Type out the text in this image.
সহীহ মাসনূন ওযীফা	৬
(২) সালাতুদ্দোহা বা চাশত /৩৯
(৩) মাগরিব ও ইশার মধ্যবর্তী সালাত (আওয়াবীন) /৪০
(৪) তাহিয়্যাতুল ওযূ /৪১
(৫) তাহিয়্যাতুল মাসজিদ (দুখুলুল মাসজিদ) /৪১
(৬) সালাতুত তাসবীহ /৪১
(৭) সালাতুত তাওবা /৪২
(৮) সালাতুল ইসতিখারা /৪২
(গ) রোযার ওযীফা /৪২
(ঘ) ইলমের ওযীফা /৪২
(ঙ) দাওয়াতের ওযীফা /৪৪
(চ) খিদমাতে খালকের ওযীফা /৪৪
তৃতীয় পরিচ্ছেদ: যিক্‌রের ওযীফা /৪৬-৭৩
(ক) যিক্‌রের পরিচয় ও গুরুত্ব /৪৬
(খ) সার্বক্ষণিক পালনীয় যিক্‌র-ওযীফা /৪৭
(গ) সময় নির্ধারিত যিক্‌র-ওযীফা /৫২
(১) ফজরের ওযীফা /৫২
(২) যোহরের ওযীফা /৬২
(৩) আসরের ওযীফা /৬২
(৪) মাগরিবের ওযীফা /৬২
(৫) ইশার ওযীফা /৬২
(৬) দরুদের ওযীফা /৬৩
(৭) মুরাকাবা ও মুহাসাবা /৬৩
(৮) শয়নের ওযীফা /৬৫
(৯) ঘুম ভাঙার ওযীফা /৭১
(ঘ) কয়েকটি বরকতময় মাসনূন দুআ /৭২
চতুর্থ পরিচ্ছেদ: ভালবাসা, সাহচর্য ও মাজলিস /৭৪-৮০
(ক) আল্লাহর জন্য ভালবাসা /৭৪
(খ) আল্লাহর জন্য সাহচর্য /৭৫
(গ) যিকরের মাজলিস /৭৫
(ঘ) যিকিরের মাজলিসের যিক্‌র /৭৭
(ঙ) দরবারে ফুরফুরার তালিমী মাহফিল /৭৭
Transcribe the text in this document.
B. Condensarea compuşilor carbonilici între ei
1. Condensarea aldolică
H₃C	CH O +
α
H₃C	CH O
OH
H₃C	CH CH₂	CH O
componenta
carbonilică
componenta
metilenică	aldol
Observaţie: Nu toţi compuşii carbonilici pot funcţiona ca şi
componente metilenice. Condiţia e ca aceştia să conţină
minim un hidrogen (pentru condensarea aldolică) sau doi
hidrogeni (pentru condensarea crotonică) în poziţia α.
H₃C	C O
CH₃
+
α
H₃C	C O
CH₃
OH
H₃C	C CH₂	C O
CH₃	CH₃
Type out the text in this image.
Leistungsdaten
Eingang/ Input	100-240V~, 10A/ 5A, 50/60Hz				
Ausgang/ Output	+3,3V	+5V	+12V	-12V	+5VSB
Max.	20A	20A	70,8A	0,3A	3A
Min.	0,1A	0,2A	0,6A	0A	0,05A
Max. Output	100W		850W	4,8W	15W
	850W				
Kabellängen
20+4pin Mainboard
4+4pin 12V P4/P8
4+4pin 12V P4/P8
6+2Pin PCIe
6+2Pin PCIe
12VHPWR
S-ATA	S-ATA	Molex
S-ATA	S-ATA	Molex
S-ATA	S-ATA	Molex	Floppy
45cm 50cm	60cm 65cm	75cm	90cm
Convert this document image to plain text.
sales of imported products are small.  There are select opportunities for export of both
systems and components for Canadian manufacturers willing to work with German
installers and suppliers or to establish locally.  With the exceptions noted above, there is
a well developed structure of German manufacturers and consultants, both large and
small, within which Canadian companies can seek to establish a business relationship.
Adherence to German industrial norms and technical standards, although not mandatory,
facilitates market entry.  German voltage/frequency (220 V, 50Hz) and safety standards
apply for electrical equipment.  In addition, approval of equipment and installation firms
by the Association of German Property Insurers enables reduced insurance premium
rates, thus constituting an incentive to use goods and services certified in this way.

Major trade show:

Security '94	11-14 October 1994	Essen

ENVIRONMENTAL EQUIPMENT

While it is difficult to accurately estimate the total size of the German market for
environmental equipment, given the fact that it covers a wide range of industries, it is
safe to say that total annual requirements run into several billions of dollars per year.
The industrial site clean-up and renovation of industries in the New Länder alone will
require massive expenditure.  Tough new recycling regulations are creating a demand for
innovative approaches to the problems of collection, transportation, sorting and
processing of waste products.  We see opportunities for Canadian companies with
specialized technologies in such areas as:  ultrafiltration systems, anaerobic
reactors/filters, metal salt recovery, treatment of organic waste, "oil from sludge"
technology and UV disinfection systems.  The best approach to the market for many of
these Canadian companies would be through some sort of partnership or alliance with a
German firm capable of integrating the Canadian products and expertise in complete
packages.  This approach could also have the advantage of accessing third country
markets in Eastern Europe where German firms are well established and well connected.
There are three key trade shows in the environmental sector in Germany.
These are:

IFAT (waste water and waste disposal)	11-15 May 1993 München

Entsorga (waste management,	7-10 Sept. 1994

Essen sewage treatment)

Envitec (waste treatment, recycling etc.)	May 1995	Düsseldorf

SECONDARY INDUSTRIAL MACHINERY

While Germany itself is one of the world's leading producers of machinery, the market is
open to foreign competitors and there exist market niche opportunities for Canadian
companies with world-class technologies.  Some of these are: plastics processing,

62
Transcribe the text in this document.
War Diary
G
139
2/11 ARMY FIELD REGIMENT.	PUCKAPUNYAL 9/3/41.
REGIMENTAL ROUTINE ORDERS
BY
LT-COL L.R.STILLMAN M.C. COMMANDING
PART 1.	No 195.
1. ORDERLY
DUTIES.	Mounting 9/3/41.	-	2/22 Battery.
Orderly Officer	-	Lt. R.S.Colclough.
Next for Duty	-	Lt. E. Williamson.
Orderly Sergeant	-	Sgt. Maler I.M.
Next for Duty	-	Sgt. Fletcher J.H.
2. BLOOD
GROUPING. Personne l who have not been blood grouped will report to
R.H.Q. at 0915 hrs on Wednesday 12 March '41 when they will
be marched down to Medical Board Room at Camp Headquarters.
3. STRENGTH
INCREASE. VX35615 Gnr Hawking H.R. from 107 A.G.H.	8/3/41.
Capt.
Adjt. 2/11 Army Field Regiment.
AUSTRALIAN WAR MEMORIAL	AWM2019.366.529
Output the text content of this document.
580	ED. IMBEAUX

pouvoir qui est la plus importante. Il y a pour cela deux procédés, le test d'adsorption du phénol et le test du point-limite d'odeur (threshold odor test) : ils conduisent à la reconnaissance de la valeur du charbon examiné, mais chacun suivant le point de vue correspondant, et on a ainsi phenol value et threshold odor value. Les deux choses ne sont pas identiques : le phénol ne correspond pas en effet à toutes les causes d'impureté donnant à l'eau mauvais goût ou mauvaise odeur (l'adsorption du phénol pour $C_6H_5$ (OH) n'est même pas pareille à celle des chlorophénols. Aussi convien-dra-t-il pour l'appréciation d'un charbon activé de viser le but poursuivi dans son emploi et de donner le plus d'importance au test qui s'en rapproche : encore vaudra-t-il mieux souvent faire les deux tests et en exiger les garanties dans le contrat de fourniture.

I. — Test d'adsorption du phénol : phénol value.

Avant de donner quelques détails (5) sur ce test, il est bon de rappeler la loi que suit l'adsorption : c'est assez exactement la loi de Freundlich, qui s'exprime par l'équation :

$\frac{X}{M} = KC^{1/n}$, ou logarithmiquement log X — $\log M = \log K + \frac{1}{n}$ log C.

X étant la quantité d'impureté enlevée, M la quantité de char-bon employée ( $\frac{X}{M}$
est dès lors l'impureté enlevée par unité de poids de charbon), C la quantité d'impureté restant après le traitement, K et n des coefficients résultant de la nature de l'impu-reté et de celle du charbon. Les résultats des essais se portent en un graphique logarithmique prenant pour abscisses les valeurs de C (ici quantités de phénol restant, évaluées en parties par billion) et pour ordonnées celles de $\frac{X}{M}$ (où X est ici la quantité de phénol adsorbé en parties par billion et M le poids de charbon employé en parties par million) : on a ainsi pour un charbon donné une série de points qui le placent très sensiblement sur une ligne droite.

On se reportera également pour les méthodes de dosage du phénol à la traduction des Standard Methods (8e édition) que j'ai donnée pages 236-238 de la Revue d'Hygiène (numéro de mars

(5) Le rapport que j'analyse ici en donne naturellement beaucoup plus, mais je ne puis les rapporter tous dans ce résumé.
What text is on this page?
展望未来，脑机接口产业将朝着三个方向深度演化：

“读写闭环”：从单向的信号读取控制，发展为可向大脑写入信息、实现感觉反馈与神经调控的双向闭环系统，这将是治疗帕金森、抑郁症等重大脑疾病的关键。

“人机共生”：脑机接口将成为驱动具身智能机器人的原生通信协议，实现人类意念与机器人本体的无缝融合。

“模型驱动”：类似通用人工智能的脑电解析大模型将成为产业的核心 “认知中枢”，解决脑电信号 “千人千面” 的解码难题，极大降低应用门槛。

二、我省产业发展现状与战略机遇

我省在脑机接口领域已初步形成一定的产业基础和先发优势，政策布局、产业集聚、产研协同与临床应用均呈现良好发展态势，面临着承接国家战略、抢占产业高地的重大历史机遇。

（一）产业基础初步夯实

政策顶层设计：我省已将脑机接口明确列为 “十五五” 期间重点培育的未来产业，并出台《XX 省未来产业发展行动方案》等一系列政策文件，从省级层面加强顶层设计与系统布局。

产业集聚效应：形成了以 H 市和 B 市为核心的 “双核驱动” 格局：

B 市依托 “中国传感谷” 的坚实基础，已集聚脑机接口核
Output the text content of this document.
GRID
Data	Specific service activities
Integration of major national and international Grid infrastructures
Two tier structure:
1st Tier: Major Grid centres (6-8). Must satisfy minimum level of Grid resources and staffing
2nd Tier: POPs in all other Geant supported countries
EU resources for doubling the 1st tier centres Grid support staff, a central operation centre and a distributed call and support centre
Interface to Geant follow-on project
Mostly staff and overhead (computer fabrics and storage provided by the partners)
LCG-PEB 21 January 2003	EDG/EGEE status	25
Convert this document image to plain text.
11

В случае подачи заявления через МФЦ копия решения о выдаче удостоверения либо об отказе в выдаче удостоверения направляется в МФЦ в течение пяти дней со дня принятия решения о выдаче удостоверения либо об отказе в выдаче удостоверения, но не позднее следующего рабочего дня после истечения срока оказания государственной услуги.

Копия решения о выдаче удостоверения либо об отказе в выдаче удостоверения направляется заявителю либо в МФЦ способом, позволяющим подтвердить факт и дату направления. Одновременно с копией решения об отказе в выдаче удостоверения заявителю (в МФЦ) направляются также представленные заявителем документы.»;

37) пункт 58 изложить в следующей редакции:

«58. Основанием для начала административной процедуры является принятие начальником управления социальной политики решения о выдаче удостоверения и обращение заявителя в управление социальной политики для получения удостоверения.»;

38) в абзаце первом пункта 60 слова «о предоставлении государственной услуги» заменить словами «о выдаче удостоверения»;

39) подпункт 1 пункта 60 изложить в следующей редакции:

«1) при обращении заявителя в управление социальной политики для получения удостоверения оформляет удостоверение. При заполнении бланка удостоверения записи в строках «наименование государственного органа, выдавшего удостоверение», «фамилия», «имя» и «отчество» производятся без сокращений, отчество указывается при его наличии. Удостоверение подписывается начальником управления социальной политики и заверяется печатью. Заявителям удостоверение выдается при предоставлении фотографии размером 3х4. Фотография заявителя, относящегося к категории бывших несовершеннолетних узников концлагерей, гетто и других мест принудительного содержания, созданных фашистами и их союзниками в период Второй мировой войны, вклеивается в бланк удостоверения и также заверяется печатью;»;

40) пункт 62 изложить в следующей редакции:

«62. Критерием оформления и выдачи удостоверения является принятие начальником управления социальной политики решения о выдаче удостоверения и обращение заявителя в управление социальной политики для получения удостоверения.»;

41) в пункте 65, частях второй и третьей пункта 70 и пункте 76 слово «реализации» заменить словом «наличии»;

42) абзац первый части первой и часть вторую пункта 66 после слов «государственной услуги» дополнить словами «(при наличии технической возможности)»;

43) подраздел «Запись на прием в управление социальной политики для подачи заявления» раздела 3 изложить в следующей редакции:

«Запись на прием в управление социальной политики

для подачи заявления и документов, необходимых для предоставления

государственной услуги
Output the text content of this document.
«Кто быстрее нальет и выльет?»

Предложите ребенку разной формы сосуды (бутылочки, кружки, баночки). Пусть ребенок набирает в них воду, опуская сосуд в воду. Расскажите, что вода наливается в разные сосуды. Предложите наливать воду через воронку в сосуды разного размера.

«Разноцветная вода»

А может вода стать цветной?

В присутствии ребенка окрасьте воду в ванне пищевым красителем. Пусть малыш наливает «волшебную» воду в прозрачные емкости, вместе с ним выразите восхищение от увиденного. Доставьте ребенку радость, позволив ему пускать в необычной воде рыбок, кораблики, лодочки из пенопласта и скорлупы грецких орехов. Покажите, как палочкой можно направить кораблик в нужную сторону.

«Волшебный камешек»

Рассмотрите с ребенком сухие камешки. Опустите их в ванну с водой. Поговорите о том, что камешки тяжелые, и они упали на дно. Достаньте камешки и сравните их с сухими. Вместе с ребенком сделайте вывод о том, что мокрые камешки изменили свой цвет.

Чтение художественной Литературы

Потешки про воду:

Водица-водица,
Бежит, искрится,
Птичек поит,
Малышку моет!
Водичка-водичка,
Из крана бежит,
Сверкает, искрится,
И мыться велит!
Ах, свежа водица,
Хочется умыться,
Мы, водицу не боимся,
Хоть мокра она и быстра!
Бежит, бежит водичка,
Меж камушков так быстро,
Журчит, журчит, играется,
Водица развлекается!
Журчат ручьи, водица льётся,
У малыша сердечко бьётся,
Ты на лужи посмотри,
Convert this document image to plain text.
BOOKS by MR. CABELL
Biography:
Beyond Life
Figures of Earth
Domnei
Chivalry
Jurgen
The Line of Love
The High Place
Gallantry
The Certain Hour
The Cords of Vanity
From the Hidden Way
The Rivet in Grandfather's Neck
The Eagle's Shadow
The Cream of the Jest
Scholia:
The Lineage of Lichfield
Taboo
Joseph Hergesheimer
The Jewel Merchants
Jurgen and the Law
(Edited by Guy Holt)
------------
* **Goal**
State how many lines in the records above contain the word "начальником", giving only the number.

* **The response**
3